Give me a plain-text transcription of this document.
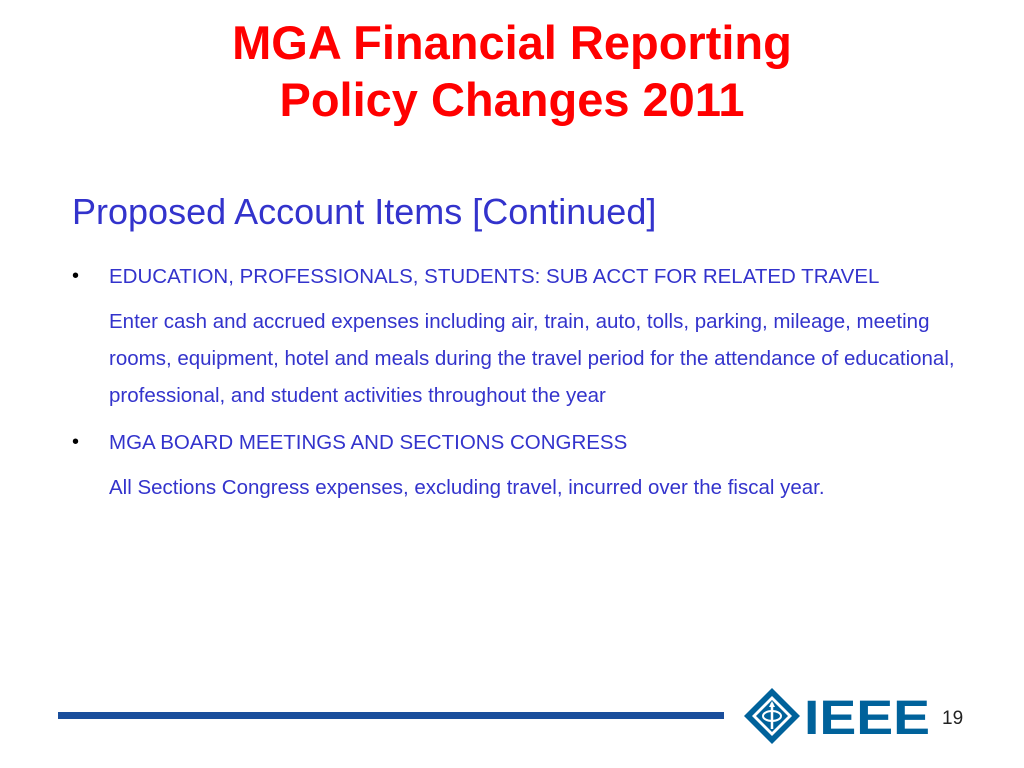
MGA Financial Reporting
Policy Changes 2011
Proposed Account Items [Continued]
• EDUCATION, PROFESSIONALS, STUDENTS: SUB ACCT FOR RELATED TRAVEL

Enter cash and accrued expenses including air, train, auto, tolls, parking, mileage, meeting rooms, equipment, hotel and meals during the travel period for the attendance of educational, professional, and student activities throughout the year

• MGA BOARD MEETINGS AND SECTIONS CONGRESS

All Sections Congress expenses, excluding travel, incurred over the fiscal year.

IEEE 19
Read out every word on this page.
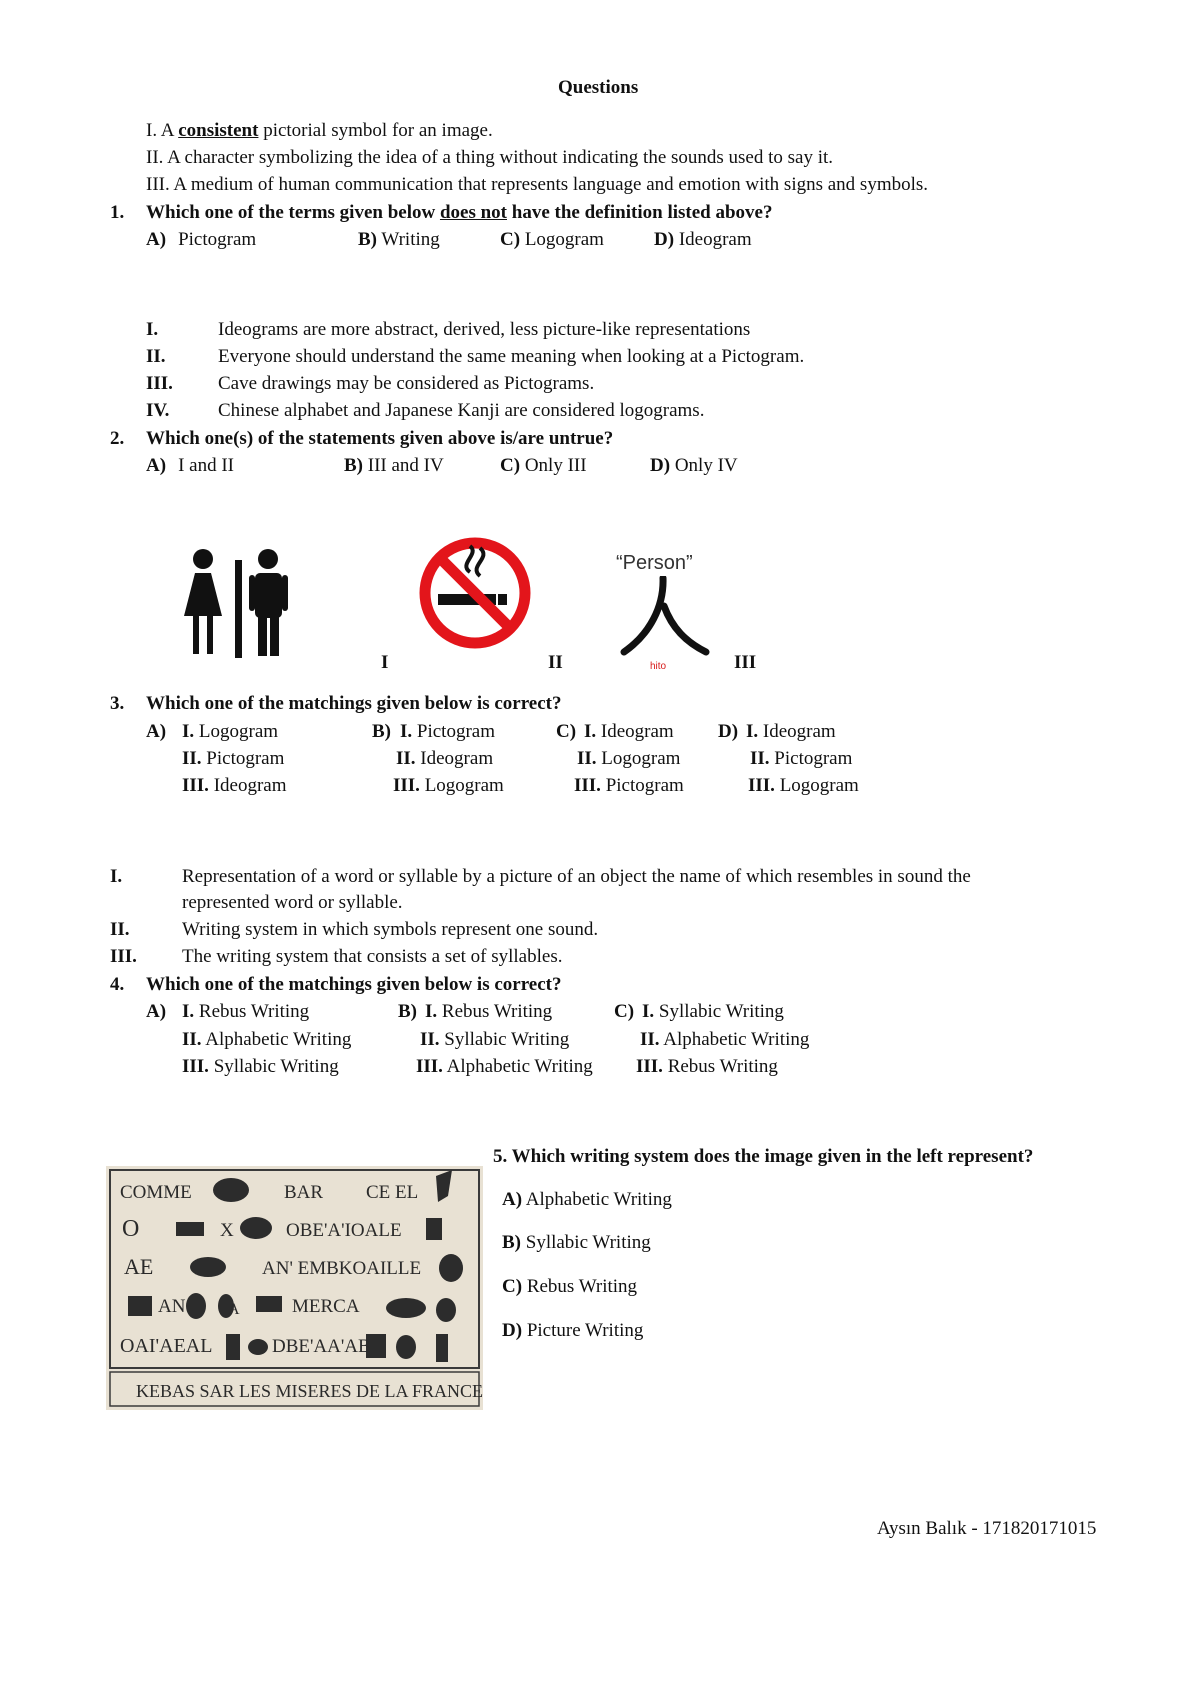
Questions
I. A consistent pictorial symbol for an image.
II. A character symbolizing the idea of a thing without indicating the sounds used to say it.
III. A medium of human communication that represents language and emotion with signs and symbols.
1. Which one of the terms given below does not have the definition listed above?
A) Pictogram	B) Writing	C) Logogram	D) Ideogram
I.	Ideograms are more abstract, derived, less picture-like representations
II.	Everyone should understand the same meaning when looking at a Pictogram.
III. Cave drawings may be considered as Pictograms.
IV.	Chinese alphabet and Japanese Kanji are considered logograms.
2. Which one(s) of the statements given above is/are untrue?
A) I and II	B) III and IV	C) Only III	D) Only IV
“Person”
hito
I	II	III
3. Which one of the matchings given below is correct?
A) I. Logogram
II. Pictogram
III. Ideogram
B) I. Pictogram
II. Ideogram
III. Logogram
C) I. Ideogram
II. Logogram
III. Pictogram
D) I. Ideogram
II. Pictogram
III. Logogram
I.	Representation of a word or syllable by a picture of an object the name of which resembles in sound the
represented word or syllable.
II.	Writing system in which symbols represent one sound.
III. The writing system that consists a set of syllables.
4. Which one of the matchings given below is correct?
A) I. Rebus Writing
II. Alphabetic Writing
III. Syllabic Writing
B) I. Rebus Writing
II. Syllabic Writing
III. Alphabetic Writing
C) I. Syllabic Writing
II. Alphabetic Writing
III. Rebus Writing
COMME	BAR CE EL
O	X	OBE'A'IOALE
AE	AN' EMBKOAILLE
AN	A	MERCA
OAI'AEAL	DBE'AA'AB
KEBAS SAR LES MISERES DE LA FRANCE
5. Which writing system does the image given in the left represent?
A) Alphabetic Writing
B) Syllabic Writing
C) Rebus Writing
D) Picture Writing
Aysın Balık - 171820171015
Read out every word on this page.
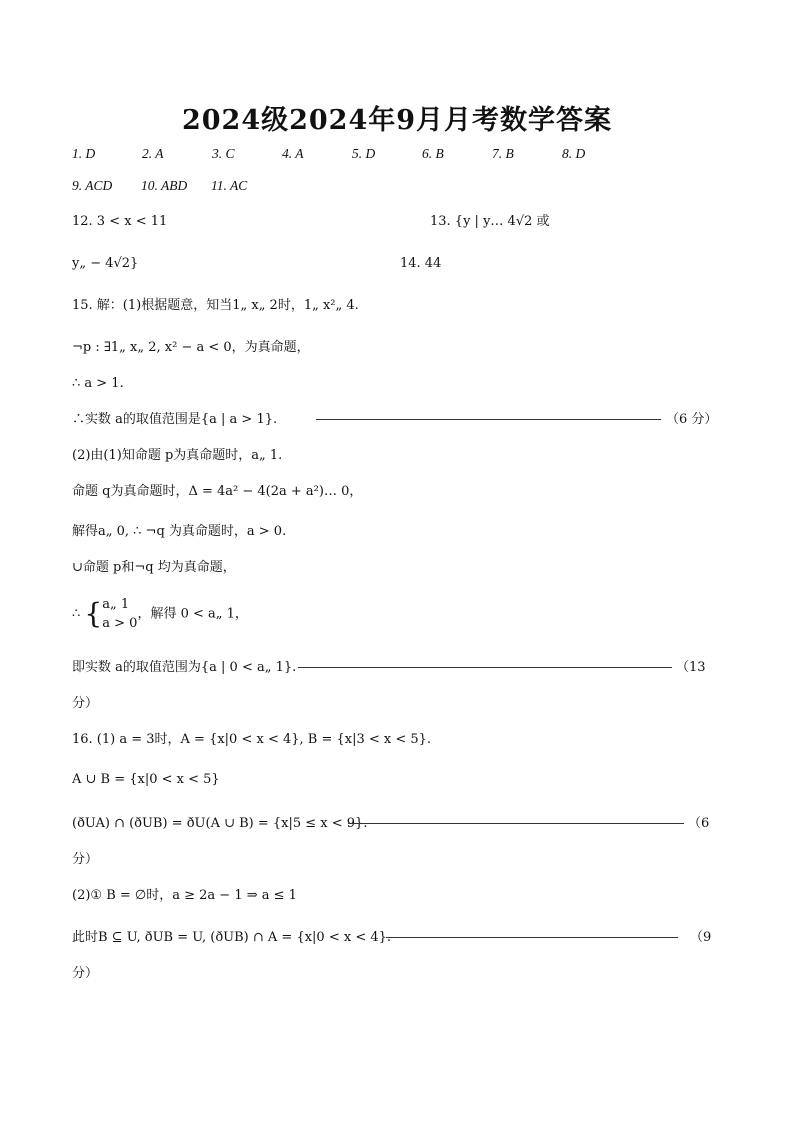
2024级2024年9月月考数学答案
1. D	2. A	3. C	4. A	5. D	6. B	7. B	8. D
9. ACD 10. ABD 11. AC
12. 3 < x < 11	13. {y | y… 4√2 或
y„ − 4√2}	14. 44
15. 解：(1)根据题意，知当1„ x„ 2时，1„ x²„ 4.
¬p : ∃1„ x„ 2, x² − a < 0，为真命题，
∴ a > 1.
∴实数 a的取值范围是{a | a > 1}.	（6 分）
(2)由(1)知命题 p为真命题时，a„ 1.
命题 q为真命题时，Δ = 4a² − 4(2a + a²)… 0，
解得a„ 0, ∴ ¬q 为真命题时，a > 0.
∪命题 p和¬q 均为真命题，
∴ { a„ 1
a > 0
，解得 0 < a„ 1，
即实数 a的取值范围为{a | 0 < a„ 1}.	（13
分）
16. (1) a = 3时，A = {x|0 < x < 4}, B = {x|3 < x < 5}.
A ∪ B = {x|0 < x < 5}
(ðUA) ∩ (ðUB) = ðU(A ∪ B) = {x|5 ≤ x < 9}.	（6
分）
(2)① B = ∅时，a ≥ 2a − 1 ⇒ a ≤ 1
此时B ⊆ U, ðUB = U, (ðUB) ∩ A = {x|0 < x < 4}.	（9
分）
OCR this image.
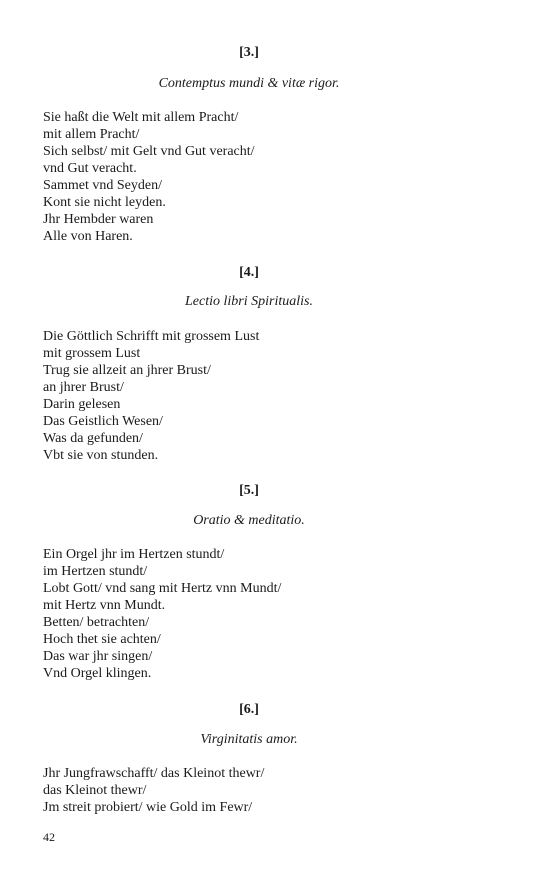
[3.]
Contemptus mundi & vitæ rigor.
Sie haßt die Welt mit allem Pracht/
mit allem Pracht/
Sich selbst/ mit Gelt vnd Gut veracht/
vnd Gut veracht.
Sammet vnd Seyden/
Kont sie nicht leyden.
Jhr Hembder waren
Alle von Haren.
[4.]
Lectio libri Spiritualis.
Die Göttlich Schrifft mit grossem Lust
mit grossem Lust
Trug sie allzeit an jhrer Brust/
an jhrer Brust/
Darin gelesen
Das Geistlich Wesen/
Was da gefunden/
Vbt sie von stunden.
[5.]
Oratio & meditatio.
Ein Orgel jhr im Hertzen stundt/
im Hertzen stundt/
Lobt Gott/ vnd sang mit Hertz vnn Mundt/
mit Hertz vnn Mundt.
Betten/ betrachten/
Hoch thet sie achten/
Das war jhr singen/
Vnd Orgel klingen.
[6.]
Virginitatis amor.
Jhr Jungfrawschafft/ das Kleinot thewr/
das Kleinot thewr/
Jm streit probiert/ wie Gold im Fewr/
42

What is asked ::
Print out the whole of the material word for word, without pictures.

Answer ::
Give me a plain-text transcription of this document.
MGA Financial Reporting
Policy Changes 2011
Proposed Account Items [Continued]
• EDUCATION, PROFESSIONALS, STUDENTS: SUB ACCT FOR RELATED TRAVEL

Enter cash and accrued expenses including air, train, auto, tolls, parking, mileage, meeting rooms, equipment, hotel and meals during the travel period for the attendance of educational, professional, and student activities throughout the year

• MGA BOARD MEETINGS AND SECTIONS CONGRESS

All Sections Congress expenses, excluding travel, incurred over the fiscal year.

IEEE 19
Read out every word on this page.
Questions
I. A consistent pictorial symbol for an image.
II. A character symbolizing the idea of a thing without indicating the sounds used to say it.
III. A medium of human communication that represents language and emotion with signs and symbols.
1. Which one of the terms given below does not have the definition listed above?
A) Pictogram	B) Writing	C) Logogram	D) Ideogram
I.	Ideograms are more abstract, derived, less picture-like representations
II.	Everyone should understand the same meaning when looking at a Pictogram.
III. Cave drawings may be considered as Pictograms.
IV.	Chinese alphabet and Japanese Kanji are considered logograms.
2. Which one(s) of the statements given above is/are untrue?
A) I and II	B) III and IV	C) Only III	D) Only IV
“Person”
hito
I	II	III
3. Which one of the matchings given below is correct?
A) I. Logogram
II. Pictogram
III. Ideogram
B) I. Pictogram
II. Ideogram
III. Logogram
C) I. Ideogram
II. Logogram
III. Pictogram
D) I. Ideogram
II. Pictogram
III. Logogram
I.	Representation of a word or syllable by a picture of an object the name of which resembles in sound the
represented word or syllable.
II.	Writing system in which symbols represent one sound.
III. The writing system that consists a set of syllables.
4. Which one of the matchings given below is correct?
A) I. Rebus Writing
II. Alphabetic Writing
III. Syllabic Writing
B) I. Rebus Writing
II. Syllabic Writing
III. Alphabetic Writing
C) I. Syllabic Writing
II. Alphabetic Writing
III. Rebus Writing
COMME	BAR CE EL
O	X	OBE'A'IOALE
AE	AN' EMBKOAILLE
AN	A	MERCA
OAI'AEAL	DBE'AA'AB
KEBAS SAR LES MISERES DE LA FRANCE
5. Which writing system does the image given in the left represent?
A) Alphabetic Writing
B) Syllabic Writing
C) Rebus Writing
D) Picture Writing
Aysın Balık - 171820171015
Read out every word on this page.
2024级2024年9月月考数学答案
1. D	2. A	3. C	4. A	5. D	6. B	7. B	8. D
9. ACD 10. ABD 11. AC
12. 3 < x < 11	13. {y | y… 4√2 或
y„ − 4√2}	14. 44
15. 解：(1)根据题意，知当1„ x„ 2时，1„ x²„ 4.
¬p : ∃1„ x„ 2, x² − a < 0，为真命题，
∴ a > 1.
∴实数 a的取值范围是{a | a > 1}.	（6 分）
(2)由(1)知命题 p为真命题时，a„ 1.
命题 q为真命题时，Δ = 4a² − 4(2a + a²)… 0，
解得a„ 0, ∴ ¬q 为真命题时，a > 0.
∪命题 p和¬q 均为真命题，
∴ { a„ 1
a > 0
，解得 0 < a„ 1，
即实数 a的取值范围为{a | 0 < a„ 1}.	（13
分）
16. (1) a = 3时，A = {x|0 < x < 4}, B = {x|3 < x < 5}.
A ∪ B = {x|0 < x < 5}
(ðUA) ∩ (ðUB) = ðU(A ∪ B) = {x|5 ≤ x < 9}.	（6
分）
(2)① B = ∅时，a ≥ 2a − 1 ⇒ a ≤ 1
此时B ⊆ U, ðUB = U, (ðUB) ∩ A = {x|0 < x < 4}.	（9
分）
OCR this image.
[3.]
Contemptus mundi & vitæ rigor.
Sie haßt die Welt mit allem Pracht/
mit allem Pracht/
Sich selbst/ mit Gelt vnd Gut veracht/
vnd Gut veracht.
Sammet vnd Seyden/
Kont sie nicht leyden.
Jhr Hembder waren
Alle von Haren.
[4.]
Lectio libri Spiritualis.
Die Göttlich Schrifft mit grossem Lust
mit grossem Lust
Trug sie allzeit an jhrer Brust/
an jhrer Brust/
Darin gelesen
Das Geistlich Wesen/
Was da gefunden/
Vbt sie von stunden.
[5.]
Oratio & meditatio.
Ein Orgel jhr im Hertzen stundt/
im Hertzen stundt/
Lobt Gott/ vnd sang mit Hertz vnn Mundt/
mit Hertz vnn Mundt.
Betten/ betrachten/
Hoch thet sie achten/
Das war jhr singen/
Vnd Orgel klingen.
[6.]
Virginitatis amor.
Jhr Jungfrawschafft/ das Kleinot thewr/
das Kleinot thewr/
Jm streit probiert/ wie Gold im Fewr/
42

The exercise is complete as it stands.